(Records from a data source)
====

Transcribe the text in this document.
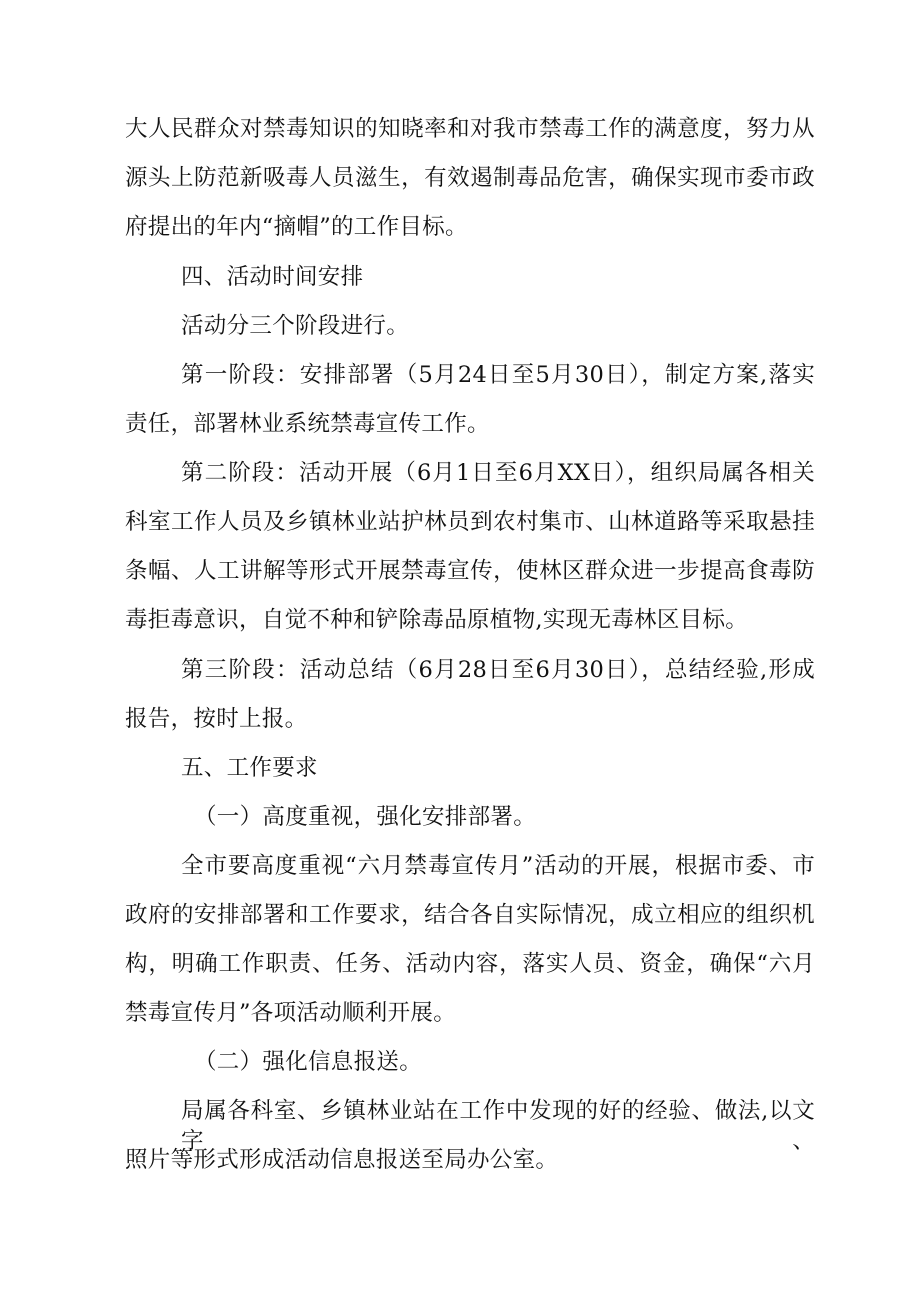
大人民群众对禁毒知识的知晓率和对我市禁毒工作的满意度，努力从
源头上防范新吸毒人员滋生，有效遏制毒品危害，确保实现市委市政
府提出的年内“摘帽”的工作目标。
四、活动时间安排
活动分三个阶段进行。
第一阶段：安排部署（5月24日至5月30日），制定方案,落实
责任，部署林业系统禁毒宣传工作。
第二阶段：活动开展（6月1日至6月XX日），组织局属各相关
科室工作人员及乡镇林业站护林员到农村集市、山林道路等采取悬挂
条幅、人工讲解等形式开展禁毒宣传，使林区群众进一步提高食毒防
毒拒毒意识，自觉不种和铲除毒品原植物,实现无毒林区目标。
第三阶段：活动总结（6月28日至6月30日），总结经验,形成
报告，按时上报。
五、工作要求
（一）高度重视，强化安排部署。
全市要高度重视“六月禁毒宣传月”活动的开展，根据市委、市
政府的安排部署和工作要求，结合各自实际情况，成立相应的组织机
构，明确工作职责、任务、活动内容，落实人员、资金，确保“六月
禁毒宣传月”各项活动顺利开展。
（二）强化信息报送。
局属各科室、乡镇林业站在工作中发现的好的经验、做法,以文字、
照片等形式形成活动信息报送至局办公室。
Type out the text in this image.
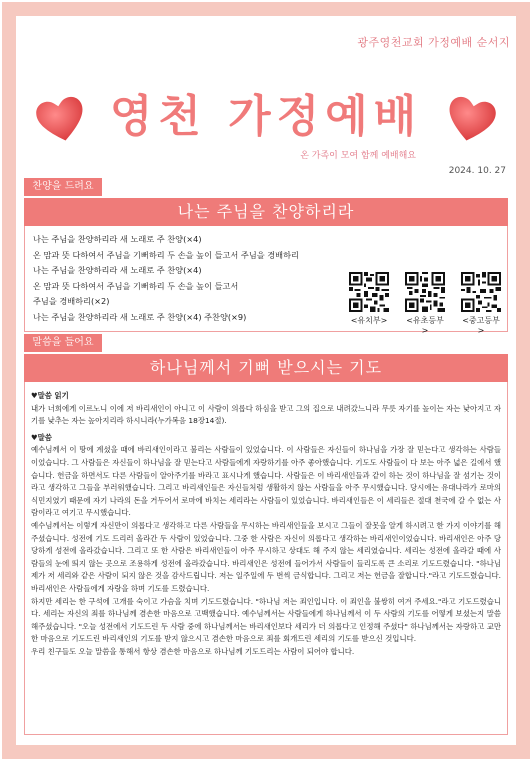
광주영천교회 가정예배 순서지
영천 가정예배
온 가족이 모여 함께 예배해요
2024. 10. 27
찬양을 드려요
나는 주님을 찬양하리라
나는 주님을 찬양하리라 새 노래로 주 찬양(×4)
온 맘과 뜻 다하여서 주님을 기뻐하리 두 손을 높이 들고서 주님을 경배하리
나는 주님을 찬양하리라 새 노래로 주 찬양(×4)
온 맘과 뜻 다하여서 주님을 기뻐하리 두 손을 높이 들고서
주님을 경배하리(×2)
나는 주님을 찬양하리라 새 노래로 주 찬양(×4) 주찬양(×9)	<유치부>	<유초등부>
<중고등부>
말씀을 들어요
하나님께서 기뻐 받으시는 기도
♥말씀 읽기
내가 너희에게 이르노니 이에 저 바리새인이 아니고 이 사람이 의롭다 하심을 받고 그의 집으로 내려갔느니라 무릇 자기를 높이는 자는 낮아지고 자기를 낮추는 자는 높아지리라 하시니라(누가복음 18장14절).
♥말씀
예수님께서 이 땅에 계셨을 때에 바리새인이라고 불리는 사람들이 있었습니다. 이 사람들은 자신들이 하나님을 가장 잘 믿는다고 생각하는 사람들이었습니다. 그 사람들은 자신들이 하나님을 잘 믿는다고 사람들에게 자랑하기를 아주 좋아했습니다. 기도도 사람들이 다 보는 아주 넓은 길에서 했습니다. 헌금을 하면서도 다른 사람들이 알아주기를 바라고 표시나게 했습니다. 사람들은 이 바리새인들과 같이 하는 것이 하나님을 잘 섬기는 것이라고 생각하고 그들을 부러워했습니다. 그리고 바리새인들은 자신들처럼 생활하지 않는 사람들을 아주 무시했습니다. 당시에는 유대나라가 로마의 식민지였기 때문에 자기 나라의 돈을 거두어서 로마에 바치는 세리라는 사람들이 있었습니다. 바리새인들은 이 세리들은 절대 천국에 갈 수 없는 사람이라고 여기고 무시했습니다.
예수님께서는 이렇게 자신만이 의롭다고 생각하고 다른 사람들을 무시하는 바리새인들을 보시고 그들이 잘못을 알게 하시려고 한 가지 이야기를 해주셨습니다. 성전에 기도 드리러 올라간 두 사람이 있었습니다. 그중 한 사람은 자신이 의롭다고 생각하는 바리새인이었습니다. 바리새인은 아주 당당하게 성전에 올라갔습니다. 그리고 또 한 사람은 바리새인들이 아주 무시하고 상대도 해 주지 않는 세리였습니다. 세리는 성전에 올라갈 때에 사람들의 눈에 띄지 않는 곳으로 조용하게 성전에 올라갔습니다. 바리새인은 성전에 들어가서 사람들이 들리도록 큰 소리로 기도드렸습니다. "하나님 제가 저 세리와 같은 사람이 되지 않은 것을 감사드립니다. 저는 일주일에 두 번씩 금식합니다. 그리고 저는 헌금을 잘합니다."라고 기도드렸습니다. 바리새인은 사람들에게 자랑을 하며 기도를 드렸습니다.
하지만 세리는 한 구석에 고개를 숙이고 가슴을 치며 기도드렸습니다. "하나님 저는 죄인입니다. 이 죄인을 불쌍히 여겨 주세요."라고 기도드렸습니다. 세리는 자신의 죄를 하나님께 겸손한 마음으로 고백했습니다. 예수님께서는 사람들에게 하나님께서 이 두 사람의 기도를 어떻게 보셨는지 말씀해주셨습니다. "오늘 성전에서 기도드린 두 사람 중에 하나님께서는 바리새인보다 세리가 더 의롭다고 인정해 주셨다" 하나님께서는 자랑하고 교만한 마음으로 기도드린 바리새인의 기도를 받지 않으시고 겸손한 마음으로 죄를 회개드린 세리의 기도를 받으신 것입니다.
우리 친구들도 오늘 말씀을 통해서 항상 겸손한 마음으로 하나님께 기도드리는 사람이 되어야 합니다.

====

Return each line exactly as written. Any picture gets left out.

*Solution*.
Transcribe the text in this document.
大人民群众对禁毒知识的知晓率和对我市禁毒工作的满意度，努力从
源头上防范新吸毒人员滋生，有效遏制毒品危害，确保实现市委市政
府提出的年内“摘帽”的工作目标。
四、活动时间安排
活动分三个阶段进行。
第一阶段：安排部署（5月24日至5月30日），制定方案,落实
责任，部署林业系统禁毒宣传工作。
第二阶段：活动开展（6月1日至6月XX日），组织局属各相关
科室工作人员及乡镇林业站护林员到农村集市、山林道路等采取悬挂
条幅、人工讲解等形式开展禁毒宣传，使林区群众进一步提高食毒防
毒拒毒意识，自觉不种和铲除毒品原植物,实现无毒林区目标。
第三阶段：活动总结（6月28日至6月30日），总结经验,形成
报告，按时上报。
五、工作要求
（一）高度重视，强化安排部署。
全市要高度重视“六月禁毒宣传月”活动的开展，根据市委、市
政府的安排部署和工作要求，结合各自实际情况，成立相应的组织机
构，明确工作职责、任务、活动内容，落实人员、资金，确保“六月
禁毒宣传月”各项活动顺利开展。
（二）强化信息报送。
局属各科室、乡镇林业站在工作中发现的好的经验、做法,以文字、
照片等形式形成活动信息报送至局办公室。
Type out the text in this image.
광주영천교회 가정예배 순서지
영천 가정예배
온 가족이 모여 함께 예배해요
2024. 10. 27
찬양을 드려요
나는 주님을 찬양하리라
나는 주님을 찬양하리라 새 노래로 주 찬양(×4)
온 맘과 뜻 다하여서 주님을 기뻐하리 두 손을 높이 들고서 주님을 경배하리
나는 주님을 찬양하리라 새 노래로 주 찬양(×4)
온 맘과 뜻 다하여서 주님을 기뻐하리 두 손을 높이 들고서
주님을 경배하리(×2)
나는 주님을 찬양하리라 새 노래로 주 찬양(×4) 주찬양(×9)	<유치부>	<유초등부>
<중고등부>
말씀을 들어요
하나님께서 기뻐 받으시는 기도
♥말씀 읽기
내가 너희에게 이르노니 이에 저 바리새인이 아니고 이 사람이 의롭다 하심을 받고 그의 집으로 내려갔느니라 무릇 자기를 높이는 자는 낮아지고 자기를 낮추는 자는 높아지리라 하시니라(누가복음 18장14절).
♥말씀
예수님께서 이 땅에 계셨을 때에 바리새인이라고 불리는 사람들이 있었습니다. 이 사람들은 자신들이 하나님을 가장 잘 믿는다고 생각하는 사람들이었습니다. 그 사람들은 자신들이 하나님을 잘 믿는다고 사람들에게 자랑하기를 아주 좋아했습니다. 기도도 사람들이 다 보는 아주 넓은 길에서 했습니다. 헌금을 하면서도 다른 사람들이 알아주기를 바라고 표시나게 했습니다. 사람들은 이 바리새인들과 같이 하는 것이 하나님을 잘 섬기는 것이라고 생각하고 그들을 부러워했습니다. 그리고 바리새인들은 자신들처럼 생활하지 않는 사람들을 아주 무시했습니다. 당시에는 유대나라가 로마의 식민지였기 때문에 자기 나라의 돈을 거두어서 로마에 바치는 세리라는 사람들이 있었습니다. 바리새인들은 이 세리들은 절대 천국에 갈 수 없는 사람이라고 여기고 무시했습니다.
예수님께서는 이렇게 자신만이 의롭다고 생각하고 다른 사람들을 무시하는 바리새인들을 보시고 그들이 잘못을 알게 하시려고 한 가지 이야기를 해주셨습니다. 성전에 기도 드리러 올라간 두 사람이 있었습니다. 그중 한 사람은 자신이 의롭다고 생각하는 바리새인이었습니다. 바리새인은 아주 당당하게 성전에 올라갔습니다. 그리고 또 한 사람은 바리새인들이 아주 무시하고 상대도 해 주지 않는 세리였습니다. 세리는 성전에 올라갈 때에 사람들의 눈에 띄지 않는 곳으로 조용하게 성전에 올라갔습니다. 바리새인은 성전에 들어가서 사람들이 들리도록 큰 소리로 기도드렸습니다. "하나님 제가 저 세리와 같은 사람이 되지 않은 것을 감사드립니다. 저는 일주일에 두 번씩 금식합니다. 그리고 저는 헌금을 잘합니다."라고 기도드렸습니다. 바리새인은 사람들에게 자랑을 하며 기도를 드렸습니다.
하지만 세리는 한 구석에 고개를 숙이고 가슴을 치며 기도드렸습니다. "하나님 저는 죄인입니다. 이 죄인을 불쌍히 여겨 주세요."라고 기도드렸습니다. 세리는 자신의 죄를 하나님께 겸손한 마음으로 고백했습니다. 예수님께서는 사람들에게 하나님께서 이 두 사람의 기도를 어떻게 보셨는지 말씀해주셨습니다. "오늘 성전에서 기도드린 두 사람 중에 하나님께서는 바리새인보다 세리가 더 의롭다고 인정해 주셨다" 하나님께서는 자랑하고 교만한 마음으로 기도드린 바리새인의 기도를 받지 않으시고 겸손한 마음으로 죄를 회개드린 세리의 기도를 받으신 것입니다.
우리 친구들도 오늘 말씀을 통해서 항상 겸손한 마음으로 하나님께 기도드리는 사람이 되어야 합니다.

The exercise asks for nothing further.